***** Task material

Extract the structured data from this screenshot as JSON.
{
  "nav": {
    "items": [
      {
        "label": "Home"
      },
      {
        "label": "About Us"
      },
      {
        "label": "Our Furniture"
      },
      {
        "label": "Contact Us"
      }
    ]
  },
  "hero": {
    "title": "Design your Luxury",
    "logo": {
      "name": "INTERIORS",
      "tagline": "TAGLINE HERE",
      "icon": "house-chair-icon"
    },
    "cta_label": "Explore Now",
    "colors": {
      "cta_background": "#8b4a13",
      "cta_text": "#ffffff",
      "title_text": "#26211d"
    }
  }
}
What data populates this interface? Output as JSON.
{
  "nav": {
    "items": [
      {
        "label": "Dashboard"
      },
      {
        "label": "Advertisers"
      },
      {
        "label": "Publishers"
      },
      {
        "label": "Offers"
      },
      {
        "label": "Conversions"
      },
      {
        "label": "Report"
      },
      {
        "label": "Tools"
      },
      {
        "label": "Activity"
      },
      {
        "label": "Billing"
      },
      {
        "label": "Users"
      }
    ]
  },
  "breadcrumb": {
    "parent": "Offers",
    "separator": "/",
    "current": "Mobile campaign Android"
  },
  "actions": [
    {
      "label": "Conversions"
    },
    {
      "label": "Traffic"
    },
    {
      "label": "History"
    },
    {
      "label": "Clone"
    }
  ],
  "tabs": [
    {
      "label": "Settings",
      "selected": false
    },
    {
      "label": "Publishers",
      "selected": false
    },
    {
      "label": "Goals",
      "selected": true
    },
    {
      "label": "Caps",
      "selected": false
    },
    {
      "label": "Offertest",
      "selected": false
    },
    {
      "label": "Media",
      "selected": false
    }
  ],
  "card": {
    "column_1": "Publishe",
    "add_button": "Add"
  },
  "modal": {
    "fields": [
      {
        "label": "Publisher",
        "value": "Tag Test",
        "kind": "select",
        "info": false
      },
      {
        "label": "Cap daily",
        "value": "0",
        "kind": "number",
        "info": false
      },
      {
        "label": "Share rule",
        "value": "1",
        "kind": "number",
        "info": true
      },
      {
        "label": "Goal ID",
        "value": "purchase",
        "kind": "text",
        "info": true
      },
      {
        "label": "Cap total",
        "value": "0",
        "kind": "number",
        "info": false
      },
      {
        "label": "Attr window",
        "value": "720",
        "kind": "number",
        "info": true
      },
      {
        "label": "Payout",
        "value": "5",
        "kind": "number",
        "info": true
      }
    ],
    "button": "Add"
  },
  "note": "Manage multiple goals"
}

**********

Reproduce the material in full, with no word added or dropped.

Extract the structured data from this screenshot as JSON.
{
  "nav": {
    "items": [
      {
        "label": "Home"
      },
      {
        "label": "About Us"
      },
      {
        "label": "Our Furniture"
      },
      {
        "label": "Contact Us"
      }
    ]
  },
  "hero": {
    "title": "Design your Luxury",
    "logo": {
      "name": "INTERIORS",
      "tagline": "TAGLINE HERE",
      "icon": "house-chair-icon"
    },
    "cta_label": "Explore Now",
    "colors": {
      "cta_background": "#8b4a13",
      "cta_text": "#ffffff",
      "title_text": "#26211d"
    }
  }
}
What data populates this interface? Output as JSON.
{
  "nav": {
    "items": [
      {
        "label": "Dashboard"
      },
      {
        "label": "Advertisers"
      },
      {
        "label": "Publishers"
      },
      {
        "label": "Offers"
      },
      {
        "label": "Conversions"
      },
      {
        "label": "Report"
      },
      {
        "label": "Tools"
      },
      {
        "label": "Activity"
      },
      {
        "label": "Billing"
      },
      {
        "label": "Users"
      }
    ]
  },
  "breadcrumb": {
    "parent": "Offers",
    "separator": "/",
    "current": "Mobile campaign Android"
  },
  "actions": [
    {
      "label": "Conversions"
    },
    {
      "label": "Traffic"
    },
    {
      "label": "History"
    },
    {
      "label": "Clone"
    }
  ],
  "tabs": [
    {
      "label": "Settings",
      "selected": false
    },
    {
      "label": "Publishers",
      "selected": false
    },
    {
      "label": "Goals",
      "selected": true
    },
    {
      "label": "Caps",
      "selected": false
    },
    {
      "label": "Offertest",
      "selected": false
    },
    {
      "label": "Media",
      "selected": false
    }
  ],
  "card": {
    "column_1": "Publishe",
    "add_button": "Add"
  },
  "modal": {
    "fields": [
      {
        "label": "Publisher",
        "value": "Tag Test",
        "kind": "select",
        "info": false
      },
      {
        "label": "Cap daily",
        "value": "0",
        "kind": "number",
        "info": false
      },
      {
        "label": "Share rule",
        "value": "1",
        "kind": "number",
        "info": true
      },
      {
        "label": "Goal ID",
        "value": "purchase",
        "kind": "text",
        "info": true
      },
      {
        "label": "Cap total",
        "value": "0",
        "kind": "number",
        "info": false
      },
      {
        "label": "Attr window",
        "value": "720",
        "kind": "number",
        "info": true
      },
      {
        "label": "Payout",
        "value": "5",
        "kind": "number",
        "info": true
      }
    ],
    "button": "Add"
  },
  "note": "Manage multiple goals"
}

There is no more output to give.